## PROBLEM TO SOLVE
Copy out every line of the material below verbatim, leaving the pictures out.

## ITEMS

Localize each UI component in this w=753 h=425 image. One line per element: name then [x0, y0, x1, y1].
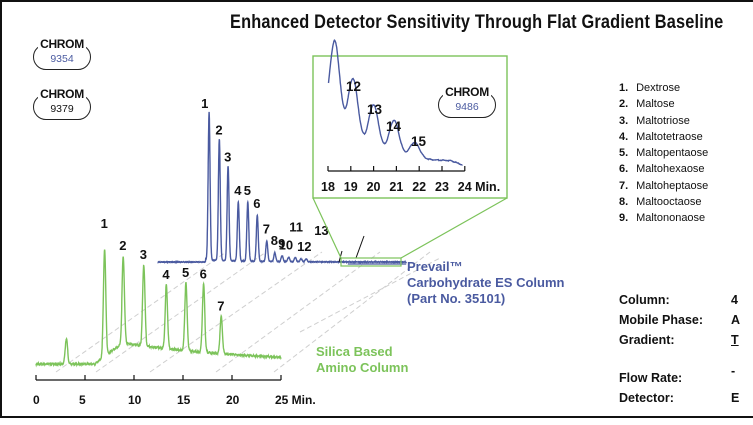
zoom-connector-right — [400, 197, 508, 259]
chrom-badge-number: 9486 — [455, 101, 479, 113]
chrom-badge-number: 9379 — [50, 103, 74, 115]
silica-x-tick-label: 20 — [226, 393, 240, 407]
silica-chromatogram-line — [35, 249, 282, 368]
silica-x-tick-label: 15 — [177, 393, 191, 407]
silica-peak-label: 5 — [182, 265, 189, 280]
prevail-label-line: Prevail™ — [407, 259, 463, 274]
legend-item: 2. Maltose — [619, 98, 675, 111]
perspective-guide-line — [299, 257, 441, 333]
prevail-peak-label: 13 — [314, 223, 328, 238]
legend-item: 6. Maltohexaose — [619, 163, 705, 176]
frame-left-line — [0, 0, 2, 417]
chrom-badge-label: CHROM — [443, 85, 491, 99]
prevail-peak-label: 10 — [279, 238, 293, 253]
peak-legend: 1. Dextrose 2. Maltose 3. Maltotriose 4.… — [619, 80, 708, 227]
zoom-connector-left — [312, 197, 342, 259]
condition-value-detector: E — [731, 391, 740, 405]
condition-value-flow-rate: - — [731, 364, 736, 378]
prevail-label-line: Carbohydrate ES Column — [407, 275, 565, 290]
legend-item: 3. Maltotriose — [619, 114, 690, 127]
zoom-source-box — [340, 257, 402, 267]
prevail-column-label: Prevail™ Carbohydrate ES Column (Part No… — [407, 259, 564, 307]
zoom-x-tick-label: 19 — [344, 180, 358, 194]
silica-peak-label: 3 — [140, 247, 147, 262]
prevail-peak-label: 5 — [244, 183, 251, 198]
perspective-guide-line — [149, 251, 323, 373]
perspective-guide-line — [55, 251, 227, 373]
prevail-label-line: (Part No. 35101) — [407, 291, 506, 306]
silica-x-tick-label: 0 — [33, 393, 40, 407]
chrom-badge-number: 9354 — [50, 53, 74, 65]
zoom-x-tick-label: 24 Min. — [458, 180, 500, 194]
legend-item: 5. Maltopentaose — [619, 147, 709, 160]
zoom-inset-box — [312, 55, 508, 199]
zoom-x-tick-label: 18 — [321, 180, 335, 194]
silica-x-tick-label: 25 Min. — [275, 393, 316, 407]
silica-x-tick-label: 5 — [79, 393, 86, 407]
silica-label-line: Amino Column — [316, 360, 409, 375]
prevail-peak-label: 12 — [297, 239, 311, 254]
condition-value-column: 4 — [731, 293, 738, 307]
condition-label-flow-rate: Flow Rate: — [619, 371, 683, 385]
condition-label-detector: Detector: — [619, 391, 674, 405]
zoom-x-tick-label: 22 — [412, 180, 426, 194]
chrom-badge-9354: CHROM 9354 — [33, 37, 91, 70]
legend-item: 7. Maltoheptaose — [619, 179, 709, 192]
prevail-peak-label: 6 — [253, 196, 260, 211]
zoom-peak-label: 14 — [386, 119, 402, 134]
condition-value-gradient: T — [731, 333, 739, 347]
perspective-guide-line — [273, 251, 431, 373]
silica-peak-label: 4 — [162, 267, 170, 282]
legend-item: 4. Maltotetraose — [619, 130, 703, 143]
silica-column-label: Silica Based Amino Column — [316, 344, 408, 376]
prevail-peak-label: 9 — [278, 236, 285, 251]
zoom-chromatogram-line — [327, 39, 463, 166]
silica-x-tick-label: 10 — [128, 393, 142, 407]
prevail-peak-label: 11 — [289, 220, 303, 235]
silica-label-line: Silica Based — [316, 344, 393, 359]
prevail-peak-label: 2 — [215, 123, 222, 138]
condition-value-mobile-phase: A — [731, 313, 741, 327]
prevail-peak-label: 1 — [201, 96, 208, 111]
prevail-peak-label: 4 — [234, 183, 242, 198]
condition-label-mobile-phase: Mobile Phase: — [619, 313, 704, 327]
legend-item: 9. Maltononaose — [619, 212, 706, 225]
silica-peak-label: 1 — [101, 216, 108, 231]
zoom-peak-label: 15 — [411, 134, 427, 149]
frame-top-line — [0, 0, 753, 2]
perspective-guide-line — [95, 251, 267, 373]
page-title: Enhanced Detector Sensitivity Through Fl… — [230, 12, 724, 33]
chrom-badge-9486: CHROM 9486 — [438, 85, 496, 118]
chrom-badge-label: CHROM — [38, 37, 86, 51]
silica-peak-label: 6 — [200, 266, 207, 281]
silica-peak-label: 2 — [119, 238, 126, 253]
silica-peak-label: 7 — [217, 299, 224, 314]
legend-item: 1. Dextrose — [619, 82, 681, 94]
prevail-peak-label: 8 — [271, 233, 278, 248]
legend-item: 8. Maltooctaose — [619, 196, 702, 209]
zoom-x-tick-label: 21 — [389, 180, 403, 194]
zoom-peak-label: 13 — [367, 102, 383, 117]
zoom-x-tick-label: 20 — [367, 180, 381, 194]
zoom-x-tick-label: 23 — [435, 180, 449, 194]
peak-13-pointer — [355, 235, 365, 259]
prevail-peak-label: 7 — [263, 221, 270, 236]
zoom-peak-label: 12 — [346, 79, 361, 94]
chrom-badge-label: CHROM — [38, 87, 86, 101]
prevail-peak-label: 3 — [224, 149, 231, 164]
condition-label-column: Column: — [619, 293, 670, 307]
chrom-badge-9379: CHROM 9379 — [33, 87, 91, 120]
frame-bottom-line — [0, 416, 753, 418]
prevail-chromatogram-line — [157, 111, 407, 265]
perspective-guide-line — [215, 251, 381, 373]
condition-label-gradient: Gradient: — [619, 333, 675, 347]
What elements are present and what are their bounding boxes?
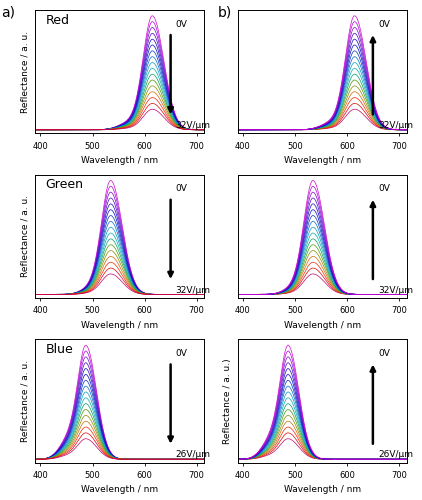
Text: 0V: 0V (176, 349, 187, 358)
X-axis label: Wavelength / nm: Wavelength / nm (284, 321, 361, 330)
X-axis label: Wavelength / nm: Wavelength / nm (81, 486, 158, 494)
Text: 26V/μm: 26V/μm (176, 450, 211, 459)
Text: 0V: 0V (378, 20, 390, 28)
Text: 0V: 0V (378, 349, 390, 358)
Text: b): b) (217, 5, 232, 19)
Text: 0V: 0V (176, 20, 187, 28)
Text: Red: Red (46, 14, 70, 27)
Text: 26V/μm: 26V/μm (378, 450, 413, 459)
Text: Blue: Blue (46, 343, 73, 356)
Text: Green: Green (46, 178, 84, 192)
Text: 32V/μm: 32V/μm (176, 121, 211, 130)
Y-axis label: Reflectance / a. u.: Reflectance / a. u. (21, 196, 30, 278)
Y-axis label: Reflectance / a. u.): Reflectance / a. u.) (223, 358, 232, 444)
Text: a): a) (1, 5, 16, 19)
Text: 32V/μm: 32V/μm (176, 286, 211, 294)
X-axis label: Wavelength / nm: Wavelength / nm (284, 486, 361, 494)
Text: 0V: 0V (176, 184, 187, 193)
Text: 32V/μm: 32V/μm (378, 286, 413, 294)
Y-axis label: Reflectance / a. u.: Reflectance / a. u. (21, 360, 30, 442)
Y-axis label: Reflectance / a. u.: Reflectance / a. u. (21, 30, 30, 112)
X-axis label: Wavelength / nm: Wavelength / nm (81, 321, 158, 330)
X-axis label: Wavelength / nm: Wavelength / nm (284, 156, 361, 165)
Text: 0V: 0V (378, 184, 390, 193)
X-axis label: Wavelength / nm: Wavelength / nm (81, 156, 158, 165)
Text: 32V/μm: 32V/μm (378, 121, 413, 130)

## TASK RESULT
Localize each UI component in this w=753 h=425 image. One line per element: name then [x0, y0, x1, y1].
zoom-connector-right — [400, 197, 508, 259]
chrom-badge-number: 9486 — [455, 101, 479, 113]
chrom-badge-number: 9379 — [50, 103, 74, 115]
silica-x-tick-label: 20 — [226, 393, 240, 407]
silica-chromatogram-line — [35, 249, 282, 368]
silica-x-tick-label: 15 — [177, 393, 191, 407]
silica-peak-label: 5 — [182, 265, 189, 280]
prevail-label-line: Prevail™ — [407, 259, 463, 274]
legend-item: 2. Maltose — [619, 98, 675, 111]
perspective-guide-line — [299, 257, 441, 333]
prevail-peak-label: 13 — [314, 223, 328, 238]
legend-item: 6. Maltohexaose — [619, 163, 705, 176]
frame-left-line — [0, 0, 2, 417]
chrom-badge-label: CHROM — [443, 85, 491, 99]
prevail-peak-label: 10 — [279, 238, 293, 253]
peak-legend: 1. Dextrose 2. Maltose 3. Maltotriose 4.… — [619, 80, 708, 227]
zoom-connector-left — [312, 197, 342, 259]
condition-value-detector: E — [731, 391, 740, 405]
condition-value-flow-rate: - — [731, 364, 736, 378]
prevail-label-line: Carbohydrate ES Column — [407, 275, 565, 290]
legend-item: 3. Maltotriose — [619, 114, 690, 127]
zoom-source-box — [340, 257, 402, 267]
prevail-column-label: Prevail™ Carbohydrate ES Column (Part No… — [407, 259, 564, 307]
zoom-x-tick-label: 19 — [344, 180, 358, 194]
silica-peak-label: 3 — [140, 247, 147, 262]
prevail-peak-label: 5 — [244, 183, 251, 198]
perspective-guide-line — [149, 251, 323, 373]
perspective-guide-line — [55, 251, 227, 373]
prevail-label-line: (Part No. 35101) — [407, 291, 506, 306]
silica-x-tick-label: 0 — [33, 393, 40, 407]
chrom-badge-number: 9354 — [50, 53, 74, 65]
zoom-x-tick-label: 24 Min. — [458, 180, 500, 194]
legend-item: 5. Maltopentaose — [619, 147, 709, 160]
zoom-inset-box — [312, 55, 508, 199]
zoom-x-tick-label: 18 — [321, 180, 335, 194]
silica-x-tick-label: 25 Min. — [275, 393, 316, 407]
silica-x-tick-label: 5 — [79, 393, 86, 407]
silica-label-line: Amino Column — [316, 360, 409, 375]
prevail-peak-label: 12 — [297, 239, 311, 254]
condition-value-column: 4 — [731, 293, 738, 307]
condition-label-flow-rate: Flow Rate: — [619, 371, 683, 385]
condition-label-detector: Detector: — [619, 391, 674, 405]
zoom-x-tick-label: 22 — [412, 180, 426, 194]
chrom-badge-9354: CHROM 9354 — [33, 37, 91, 70]
legend-item: 7. Maltoheptaose — [619, 179, 709, 192]
prevail-peak-label: 6 — [253, 196, 260, 211]
zoom-peak-label: 14 — [386, 119, 402, 134]
condition-value-gradient: T — [731, 333, 739, 347]
perspective-guide-line — [273, 251, 431, 373]
silica-peak-label: 4 — [162, 267, 170, 282]
legend-item: 4. Maltotetraose — [619, 130, 703, 143]
silica-column-label: Silica Based Amino Column — [316, 344, 408, 376]
prevail-peak-label: 9 — [278, 236, 285, 251]
zoom-chromatogram-line — [327, 39, 463, 166]
silica-x-tick-label: 10 — [128, 393, 142, 407]
prevail-peak-label: 11 — [289, 220, 303, 235]
silica-label-line: Silica Based — [316, 344, 393, 359]
prevail-peak-label: 2 — [215, 123, 222, 138]
condition-value-mobile-phase: A — [731, 313, 741, 327]
prevail-peak-label: 1 — [201, 96, 208, 111]
prevail-peak-label: 4 — [234, 183, 242, 198]
condition-label-mobile-phase: Mobile Phase: — [619, 313, 704, 327]
legend-item: 9. Maltononaose — [619, 212, 706, 225]
silica-peak-label: 1 — [101, 216, 108, 231]
zoom-peak-label: 15 — [411, 134, 427, 149]
frame-top-line — [0, 0, 753, 2]
perspective-guide-line — [95, 251, 267, 373]
page-title: Enhanced Detector Sensitivity Through Fl… — [230, 12, 724, 33]
chrom-badge-9486: CHROM 9486 — [438, 85, 496, 118]
chrom-badge-label: CHROM — [38, 37, 86, 51]
silica-peak-label: 6 — [200, 266, 207, 281]
silica-peak-label: 2 — [119, 238, 126, 253]
silica-peak-label: 7 — [217, 299, 224, 314]
legend-item: 1. Dextrose — [619, 82, 681, 94]
prevail-peak-label: 8 — [271, 233, 278, 248]
legend-item: 8. Maltooctaose — [619, 196, 702, 209]
zoom-x-tick-label: 21 — [389, 180, 403, 194]
zoom-peak-label: 13 — [367, 102, 383, 117]
zoom-x-tick-label: 20 — [367, 180, 381, 194]
zoom-x-tick-label: 23 — [435, 180, 449, 194]
peak-13-pointer — [355, 235, 365, 259]
prevail-peak-label: 7 — [263, 221, 270, 236]
zoom-peak-label: 12 — [346, 79, 361, 94]
chrom-badge-label: CHROM — [38, 87, 86, 101]
prevail-peak-label: 3 — [224, 149, 231, 164]
condition-label-column: Column: — [619, 293, 670, 307]
chrom-badge-9379: CHROM 9379 — [33, 87, 91, 120]
frame-bottom-line — [0, 416, 753, 418]
prevail-chromatogram-line — [157, 111, 407, 265]
perspective-guide-line — [215, 251, 381, 373]
condition-label-gradient: Gradient: — [619, 333, 675, 347]
What elements are present and what are their bounding boxes?
Text: 0V: 0V (176, 349, 187, 358)
X-axis label: Wavelength / nm: Wavelength / nm (284, 321, 361, 330)
X-axis label: Wavelength / nm: Wavelength / nm (81, 486, 158, 494)
Text: 26V/μm: 26V/μm (176, 450, 211, 459)
Text: 0V: 0V (378, 20, 390, 28)
Text: 0V: 0V (378, 349, 390, 358)
Text: b): b) (217, 5, 232, 19)
Text: 0V: 0V (176, 20, 187, 28)
Text: Red: Red (46, 14, 70, 27)
Text: 26V/μm: 26V/μm (378, 450, 413, 459)
Text: Blue: Blue (46, 343, 73, 356)
Text: Green: Green (46, 178, 84, 192)
Text: 32V/μm: 32V/μm (176, 121, 211, 130)
Y-axis label: Reflectance / a. u.: Reflectance / a. u. (21, 196, 30, 278)
Y-axis label: Reflectance / a. u.): Reflectance / a. u.) (223, 358, 232, 444)
Text: a): a) (1, 5, 16, 19)
Text: 32V/μm: 32V/μm (176, 286, 211, 294)
X-axis label: Wavelength / nm: Wavelength / nm (284, 486, 361, 494)
Text: 0V: 0V (176, 184, 187, 193)
Text: 32V/μm: 32V/μm (378, 286, 413, 294)
Y-axis label: Reflectance / a. u.: Reflectance / a. u. (21, 360, 30, 442)
Y-axis label: Reflectance / a. u.: Reflectance / a. u. (21, 30, 30, 112)
X-axis label: Wavelength / nm: Wavelength / nm (81, 321, 158, 330)
X-axis label: Wavelength / nm: Wavelength / nm (284, 156, 361, 165)
Text: 0V: 0V (378, 184, 390, 193)
X-axis label: Wavelength / nm: Wavelength / nm (81, 156, 158, 165)
Text: 32V/μm: 32V/μm (378, 121, 413, 130)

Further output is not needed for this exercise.